═══ Raw data

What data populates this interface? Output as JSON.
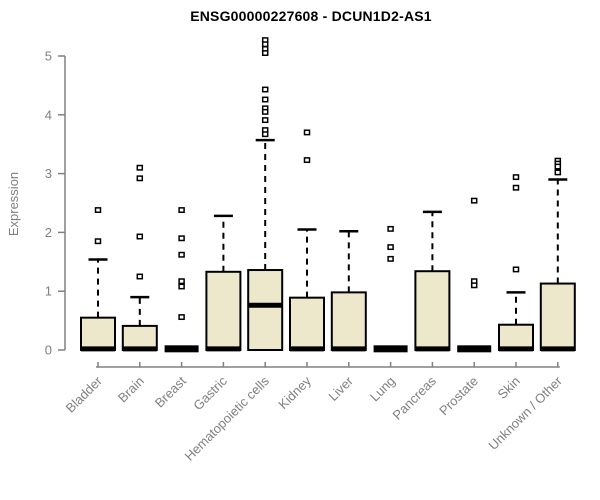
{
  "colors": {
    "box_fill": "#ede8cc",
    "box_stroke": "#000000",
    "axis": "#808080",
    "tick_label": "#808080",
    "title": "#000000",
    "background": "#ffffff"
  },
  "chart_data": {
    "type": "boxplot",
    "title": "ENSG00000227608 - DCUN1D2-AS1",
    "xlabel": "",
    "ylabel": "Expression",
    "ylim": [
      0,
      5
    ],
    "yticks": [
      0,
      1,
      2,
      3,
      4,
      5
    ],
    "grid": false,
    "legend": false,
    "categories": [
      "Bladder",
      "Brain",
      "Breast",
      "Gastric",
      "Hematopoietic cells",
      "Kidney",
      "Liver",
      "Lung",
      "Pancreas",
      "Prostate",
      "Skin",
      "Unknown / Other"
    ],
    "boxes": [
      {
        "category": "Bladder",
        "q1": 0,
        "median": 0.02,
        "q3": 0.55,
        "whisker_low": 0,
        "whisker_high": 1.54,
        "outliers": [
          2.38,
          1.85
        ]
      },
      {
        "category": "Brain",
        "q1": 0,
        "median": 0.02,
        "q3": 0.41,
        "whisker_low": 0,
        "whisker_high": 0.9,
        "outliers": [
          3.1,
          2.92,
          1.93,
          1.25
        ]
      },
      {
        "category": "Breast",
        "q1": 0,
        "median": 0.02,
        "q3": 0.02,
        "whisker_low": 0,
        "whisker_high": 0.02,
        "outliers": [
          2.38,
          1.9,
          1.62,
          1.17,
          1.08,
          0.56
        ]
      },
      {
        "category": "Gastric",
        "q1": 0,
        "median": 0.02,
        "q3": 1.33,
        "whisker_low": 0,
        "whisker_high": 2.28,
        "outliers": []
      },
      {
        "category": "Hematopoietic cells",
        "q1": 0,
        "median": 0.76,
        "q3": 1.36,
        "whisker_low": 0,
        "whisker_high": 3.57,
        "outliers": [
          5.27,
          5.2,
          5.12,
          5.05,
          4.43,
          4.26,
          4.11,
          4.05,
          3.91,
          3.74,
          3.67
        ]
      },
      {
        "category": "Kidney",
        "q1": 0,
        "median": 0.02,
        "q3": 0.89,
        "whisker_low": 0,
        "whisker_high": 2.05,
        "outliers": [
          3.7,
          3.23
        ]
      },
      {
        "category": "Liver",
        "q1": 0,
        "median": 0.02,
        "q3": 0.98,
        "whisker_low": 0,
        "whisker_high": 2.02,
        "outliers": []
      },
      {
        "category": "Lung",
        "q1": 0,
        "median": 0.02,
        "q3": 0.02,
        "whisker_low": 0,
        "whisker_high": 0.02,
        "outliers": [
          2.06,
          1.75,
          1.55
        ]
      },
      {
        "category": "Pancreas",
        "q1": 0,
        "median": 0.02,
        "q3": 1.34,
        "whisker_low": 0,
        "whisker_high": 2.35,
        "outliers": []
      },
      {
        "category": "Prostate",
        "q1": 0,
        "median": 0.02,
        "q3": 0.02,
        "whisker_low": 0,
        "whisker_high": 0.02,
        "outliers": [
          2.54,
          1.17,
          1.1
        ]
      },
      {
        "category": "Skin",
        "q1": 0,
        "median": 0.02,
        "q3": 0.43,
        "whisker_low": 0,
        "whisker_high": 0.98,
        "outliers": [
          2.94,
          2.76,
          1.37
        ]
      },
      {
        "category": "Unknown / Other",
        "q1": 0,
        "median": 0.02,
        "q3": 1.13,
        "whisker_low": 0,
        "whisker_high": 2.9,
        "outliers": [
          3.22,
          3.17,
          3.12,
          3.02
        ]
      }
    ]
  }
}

══════
═══ Raw data

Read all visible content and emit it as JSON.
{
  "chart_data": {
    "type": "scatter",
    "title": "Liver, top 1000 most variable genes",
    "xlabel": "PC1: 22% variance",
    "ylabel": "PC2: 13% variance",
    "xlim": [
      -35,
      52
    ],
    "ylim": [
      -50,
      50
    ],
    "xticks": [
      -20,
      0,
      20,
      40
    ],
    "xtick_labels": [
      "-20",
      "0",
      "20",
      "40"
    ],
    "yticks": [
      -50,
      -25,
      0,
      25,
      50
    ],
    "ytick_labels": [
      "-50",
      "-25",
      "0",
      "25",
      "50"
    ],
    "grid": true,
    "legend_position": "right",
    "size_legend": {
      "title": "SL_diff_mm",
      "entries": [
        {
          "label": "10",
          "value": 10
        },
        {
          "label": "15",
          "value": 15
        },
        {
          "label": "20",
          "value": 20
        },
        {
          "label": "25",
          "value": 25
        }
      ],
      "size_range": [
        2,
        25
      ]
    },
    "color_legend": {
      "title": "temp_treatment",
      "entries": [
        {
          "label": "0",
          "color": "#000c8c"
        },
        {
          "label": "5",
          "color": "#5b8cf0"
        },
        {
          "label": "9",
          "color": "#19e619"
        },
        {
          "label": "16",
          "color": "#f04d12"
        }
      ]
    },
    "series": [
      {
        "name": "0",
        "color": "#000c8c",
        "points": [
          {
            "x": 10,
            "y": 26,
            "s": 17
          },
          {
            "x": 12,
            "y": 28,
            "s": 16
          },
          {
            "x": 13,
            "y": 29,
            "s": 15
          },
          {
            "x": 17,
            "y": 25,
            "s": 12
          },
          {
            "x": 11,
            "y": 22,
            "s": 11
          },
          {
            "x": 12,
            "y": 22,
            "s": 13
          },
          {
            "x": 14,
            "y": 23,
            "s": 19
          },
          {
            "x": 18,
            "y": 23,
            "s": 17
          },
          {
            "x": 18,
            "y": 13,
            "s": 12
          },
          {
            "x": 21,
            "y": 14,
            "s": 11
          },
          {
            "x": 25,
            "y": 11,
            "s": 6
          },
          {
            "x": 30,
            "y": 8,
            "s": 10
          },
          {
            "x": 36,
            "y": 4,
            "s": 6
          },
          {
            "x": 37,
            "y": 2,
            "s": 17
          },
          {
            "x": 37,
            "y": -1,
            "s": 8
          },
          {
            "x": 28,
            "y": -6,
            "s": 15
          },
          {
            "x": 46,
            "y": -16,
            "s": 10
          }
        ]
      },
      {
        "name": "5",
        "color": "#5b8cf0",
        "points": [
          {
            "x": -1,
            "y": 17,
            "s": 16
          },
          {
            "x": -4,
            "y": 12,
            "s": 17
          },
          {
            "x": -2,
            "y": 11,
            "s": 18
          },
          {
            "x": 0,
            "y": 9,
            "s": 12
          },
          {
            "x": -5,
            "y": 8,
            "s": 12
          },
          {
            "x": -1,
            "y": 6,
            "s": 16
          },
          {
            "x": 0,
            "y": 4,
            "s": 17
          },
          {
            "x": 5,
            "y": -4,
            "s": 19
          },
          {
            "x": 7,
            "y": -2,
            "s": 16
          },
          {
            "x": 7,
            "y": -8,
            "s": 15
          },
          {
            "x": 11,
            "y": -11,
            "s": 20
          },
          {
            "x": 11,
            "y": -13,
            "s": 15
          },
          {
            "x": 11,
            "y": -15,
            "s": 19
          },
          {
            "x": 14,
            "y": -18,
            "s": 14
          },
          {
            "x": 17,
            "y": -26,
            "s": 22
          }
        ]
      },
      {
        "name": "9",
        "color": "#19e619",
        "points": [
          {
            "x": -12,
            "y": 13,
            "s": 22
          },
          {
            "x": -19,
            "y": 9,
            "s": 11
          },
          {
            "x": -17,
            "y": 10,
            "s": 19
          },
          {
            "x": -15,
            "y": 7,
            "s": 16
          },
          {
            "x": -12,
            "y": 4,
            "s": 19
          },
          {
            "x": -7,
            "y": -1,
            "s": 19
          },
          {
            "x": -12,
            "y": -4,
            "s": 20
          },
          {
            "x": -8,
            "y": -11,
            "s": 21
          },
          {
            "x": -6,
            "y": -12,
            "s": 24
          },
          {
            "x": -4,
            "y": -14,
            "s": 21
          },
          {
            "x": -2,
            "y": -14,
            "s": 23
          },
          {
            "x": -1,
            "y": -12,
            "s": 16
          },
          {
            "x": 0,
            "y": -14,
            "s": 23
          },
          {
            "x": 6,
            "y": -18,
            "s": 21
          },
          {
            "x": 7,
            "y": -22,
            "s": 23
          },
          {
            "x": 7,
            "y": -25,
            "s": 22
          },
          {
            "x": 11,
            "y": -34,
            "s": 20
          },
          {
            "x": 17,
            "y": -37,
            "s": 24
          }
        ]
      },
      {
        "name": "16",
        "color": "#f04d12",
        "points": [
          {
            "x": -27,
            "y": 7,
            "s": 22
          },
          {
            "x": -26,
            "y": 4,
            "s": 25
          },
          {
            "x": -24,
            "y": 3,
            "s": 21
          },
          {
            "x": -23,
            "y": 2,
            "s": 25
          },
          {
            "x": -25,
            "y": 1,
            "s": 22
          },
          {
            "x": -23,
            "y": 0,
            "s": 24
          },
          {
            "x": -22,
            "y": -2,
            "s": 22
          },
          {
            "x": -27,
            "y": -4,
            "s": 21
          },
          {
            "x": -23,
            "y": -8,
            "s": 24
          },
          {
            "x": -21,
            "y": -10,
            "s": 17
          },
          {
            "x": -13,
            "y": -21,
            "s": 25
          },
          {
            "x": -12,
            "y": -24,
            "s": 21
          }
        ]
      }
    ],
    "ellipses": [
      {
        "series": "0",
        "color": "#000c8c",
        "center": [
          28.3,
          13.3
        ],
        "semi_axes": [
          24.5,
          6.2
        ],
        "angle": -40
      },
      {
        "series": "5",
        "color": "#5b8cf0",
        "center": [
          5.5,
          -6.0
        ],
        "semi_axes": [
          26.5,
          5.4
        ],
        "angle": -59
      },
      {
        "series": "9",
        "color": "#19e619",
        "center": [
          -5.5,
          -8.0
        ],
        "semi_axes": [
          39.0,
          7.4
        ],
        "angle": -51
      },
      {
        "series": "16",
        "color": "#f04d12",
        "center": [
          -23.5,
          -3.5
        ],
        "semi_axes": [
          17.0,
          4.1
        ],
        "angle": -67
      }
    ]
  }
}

══════

Work instructions> Filter the records down to the lines that contain the string "category", and copy those lines.

Reply to the exercise>
        "category": "Bladder",
        "category": "Brain",
        "category": "Breast",
        "category": "Gastric",
        "category": "Hematopoietic cells",
        "category": "Kidney",
        "category": "Liver",
        "category": "Lung",
        "category": "Pancreas",
        "category": "Prostate",
        "category": "Skin",
        "category": "Unknown / Other",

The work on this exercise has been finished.